→ **What you are asked to do**
Can you copy out the data exactly? Leave the images out.

Extracted records:
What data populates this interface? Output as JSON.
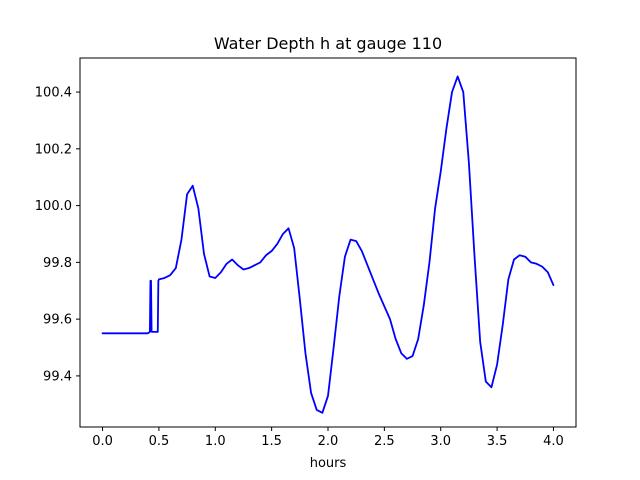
{
  "chart_data": {
    "type": "line",
    "title": "Water Depth h at gauge 110",
    "xlabel": "hours",
    "ylabel": "",
    "xlim": [
      -0.2,
      4.2
    ],
    "ylim": [
      99.22,
      100.52
    ],
    "xticks": [
      0.0,
      0.5,
      1.0,
      1.5,
      2.0,
      2.5,
      3.0,
      3.5,
      4.0
    ],
    "xtick_labels": [
      "0.0",
      "0.5",
      "1.0",
      "1.5",
      "2.0",
      "2.5",
      "3.0",
      "3.5",
      "4.0"
    ],
    "yticks": [
      99.4,
      99.6,
      99.8,
      100.0,
      100.2,
      100.4
    ],
    "ytick_labels": [
      "99.4",
      "99.6",
      "99.8",
      "100.0",
      "100.2",
      "100.4"
    ],
    "grid": false,
    "color": "#0000ff",
    "series": [
      {
        "x": [
          0.0,
          0.1,
          0.2,
          0.3,
          0.4,
          0.42,
          0.425,
          0.43,
          0.435,
          0.44,
          0.45,
          0.48,
          0.49,
          0.495,
          0.5,
          0.55,
          0.6,
          0.65,
          0.7,
          0.75,
          0.8,
          0.85,
          0.9,
          0.95,
          1.0,
          1.05,
          1.1,
          1.15,
          1.2,
          1.25,
          1.3,
          1.35,
          1.4,
          1.45,
          1.5,
          1.55,
          1.6,
          1.65,
          1.7,
          1.75,
          1.8,
          1.85,
          1.9,
          1.95,
          2.0,
          2.05,
          2.1,
          2.15,
          2.2,
          2.25,
          2.3,
          2.35,
          2.4,
          2.45,
          2.5,
          2.55,
          2.6,
          2.65,
          2.7,
          2.75,
          2.8,
          2.85,
          2.9,
          2.95,
          3.0,
          3.05,
          3.1,
          3.15,
          3.2,
          3.25,
          3.3,
          3.35,
          3.4,
          3.45,
          3.5,
          3.55,
          3.6,
          3.65,
          3.7,
          3.75,
          3.8,
          3.85,
          3.9,
          3.95,
          4.0
        ],
        "y": [
          99.55,
          99.55,
          99.55,
          99.55,
          99.55,
          99.555,
          99.735,
          99.735,
          99.556,
          99.555,
          99.555,
          99.555,
          99.555,
          99.735,
          99.74,
          99.745,
          99.755,
          99.78,
          99.88,
          100.04,
          100.07,
          99.99,
          99.83,
          99.75,
          99.745,
          99.765,
          99.795,
          99.81,
          99.79,
          99.775,
          99.78,
          99.79,
          99.8,
          99.825,
          99.84,
          99.865,
          99.9,
          99.92,
          99.85,
          99.67,
          99.48,
          99.34,
          99.28,
          99.27,
          99.33,
          99.5,
          99.68,
          99.82,
          99.88,
          99.875,
          99.84,
          99.79,
          99.74,
          99.69,
          99.645,
          99.6,
          99.53,
          99.48,
          99.46,
          99.47,
          99.53,
          99.65,
          99.8,
          99.99,
          100.12,
          100.27,
          100.4,
          100.455,
          100.4,
          100.15,
          99.82,
          99.52,
          99.38,
          99.36,
          99.44,
          99.58,
          99.74,
          99.81,
          99.825,
          99.82,
          99.8,
          99.795,
          99.785,
          99.765,
          99.72
        ]
      }
    ]
  }
}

→ **Output below**
What data populates this interface? Output as JSON.
{
  "chart_data": {
    "type": "line",
    "title": "Water Depth h at gauge 110",
    "xlabel": "hours",
    "ylabel": "",
    "xlim": [
      -0.2,
      4.2
    ],
    "ylim": [
      99.22,
      100.52
    ],
    "xticks": [
      0.0,
      0.5,
      1.0,
      1.5,
      2.0,
      2.5,
      3.0,
      3.5,
      4.0
    ],
    "xtick_labels": [
      "0.0",
      "0.5",
      "1.0",
      "1.5",
      "2.0",
      "2.5",
      "3.0",
      "3.5",
      "4.0"
    ],
    "yticks": [
      99.4,
      99.6,
      99.8,
      100.0,
      100.2,
      100.4
    ],
    "ytick_labels": [
      "99.4",
      "99.6",
      "99.8",
      "100.0",
      "100.2",
      "100.4"
    ],
    "grid": false,
    "color": "#0000ff",
    "series": [
      {
        "x": [
          0.0,
          0.1,
          0.2,
          0.3,
          0.4,
          0.42,
          0.425,
          0.43,
          0.435,
          0.44,
          0.45,
          0.48,
          0.49,
          0.495,
          0.5,
          0.55,
          0.6,
          0.65,
          0.7,
          0.75,
          0.8,
          0.85,
          0.9,
          0.95,
          1.0,
          1.05,
          1.1,
          1.15,
          1.2,
          1.25,
          1.3,
          1.35,
          1.4,
          1.45,
          1.5,
          1.55,
          1.6,
          1.65,
          1.7,
          1.75,
          1.8,
          1.85,
          1.9,
          1.95,
          2.0,
          2.05,
          2.1,
          2.15,
          2.2,
          2.25,
          2.3,
          2.35,
          2.4,
          2.45,
          2.5,
          2.55,
          2.6,
          2.65,
          2.7,
          2.75,
          2.8,
          2.85,
          2.9,
          2.95,
          3.0,
          3.05,
          3.1,
          3.15,
          3.2,
          3.25,
          3.3,
          3.35,
          3.4,
          3.45,
          3.5,
          3.55,
          3.6,
          3.65,
          3.7,
          3.75,
          3.8,
          3.85,
          3.9,
          3.95,
          4.0
        ],
        "y": [
          99.55,
          99.55,
          99.55,
          99.55,
          99.55,
          99.555,
          99.735,
          99.735,
          99.556,
          99.555,
          99.555,
          99.555,
          99.555,
          99.735,
          99.74,
          99.745,
          99.755,
          99.78,
          99.88,
          100.04,
          100.07,
          99.99,
          99.83,
          99.75,
          99.745,
          99.765,
          99.795,
          99.81,
          99.79,
          99.775,
          99.78,
          99.79,
          99.8,
          99.825,
          99.84,
          99.865,
          99.9,
          99.92,
          99.85,
          99.67,
          99.48,
          99.34,
          99.28,
          99.27,
          99.33,
          99.5,
          99.68,
          99.82,
          99.88,
          99.875,
          99.84,
          99.79,
          99.74,
          99.69,
          99.645,
          99.6,
          99.53,
          99.48,
          99.46,
          99.47,
          99.53,
          99.65,
          99.8,
          99.99,
          100.12,
          100.27,
          100.4,
          100.455,
          100.4,
          100.15,
          99.82,
          99.52,
          99.38,
          99.36,
          99.44,
          99.58,
          99.74,
          99.81,
          99.825,
          99.82,
          99.8,
          99.795,
          99.785,
          99.765,
          99.72
        ]
      }
    ]
  }
}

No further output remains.